_What you need to do_
In the material below, identify each line bearing the word "把它们连接起来". Reproduce those lines.

(Collected data)
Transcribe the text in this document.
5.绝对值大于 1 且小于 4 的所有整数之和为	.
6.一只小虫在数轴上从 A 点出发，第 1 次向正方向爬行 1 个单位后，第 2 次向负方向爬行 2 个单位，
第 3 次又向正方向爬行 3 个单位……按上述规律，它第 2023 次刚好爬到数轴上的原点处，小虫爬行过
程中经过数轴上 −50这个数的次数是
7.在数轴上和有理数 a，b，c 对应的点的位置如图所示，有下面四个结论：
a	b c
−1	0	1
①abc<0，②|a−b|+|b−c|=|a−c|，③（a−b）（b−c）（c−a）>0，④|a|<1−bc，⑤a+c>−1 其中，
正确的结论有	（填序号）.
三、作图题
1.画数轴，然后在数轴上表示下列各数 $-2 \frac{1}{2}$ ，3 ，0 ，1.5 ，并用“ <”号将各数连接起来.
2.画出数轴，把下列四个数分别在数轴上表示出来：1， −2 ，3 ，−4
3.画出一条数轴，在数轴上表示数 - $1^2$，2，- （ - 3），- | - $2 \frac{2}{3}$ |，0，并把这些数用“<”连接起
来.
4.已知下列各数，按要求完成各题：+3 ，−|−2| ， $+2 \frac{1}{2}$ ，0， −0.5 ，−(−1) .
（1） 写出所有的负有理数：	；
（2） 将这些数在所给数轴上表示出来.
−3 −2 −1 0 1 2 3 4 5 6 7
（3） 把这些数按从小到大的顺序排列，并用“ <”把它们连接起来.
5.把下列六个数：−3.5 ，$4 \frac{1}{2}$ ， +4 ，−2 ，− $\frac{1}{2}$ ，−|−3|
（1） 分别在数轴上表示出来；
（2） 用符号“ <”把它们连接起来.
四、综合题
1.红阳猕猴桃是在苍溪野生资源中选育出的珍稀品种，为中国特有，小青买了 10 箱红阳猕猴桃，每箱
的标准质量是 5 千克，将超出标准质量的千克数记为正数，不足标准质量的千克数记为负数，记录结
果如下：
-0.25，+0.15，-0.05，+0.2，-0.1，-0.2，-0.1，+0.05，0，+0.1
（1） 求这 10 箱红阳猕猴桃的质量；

_Written response_
（3） 把这些数按从小到大的顺序排列，并用“ <”把它们连接起来.
（2） 用符号“ <”把它们连接起来.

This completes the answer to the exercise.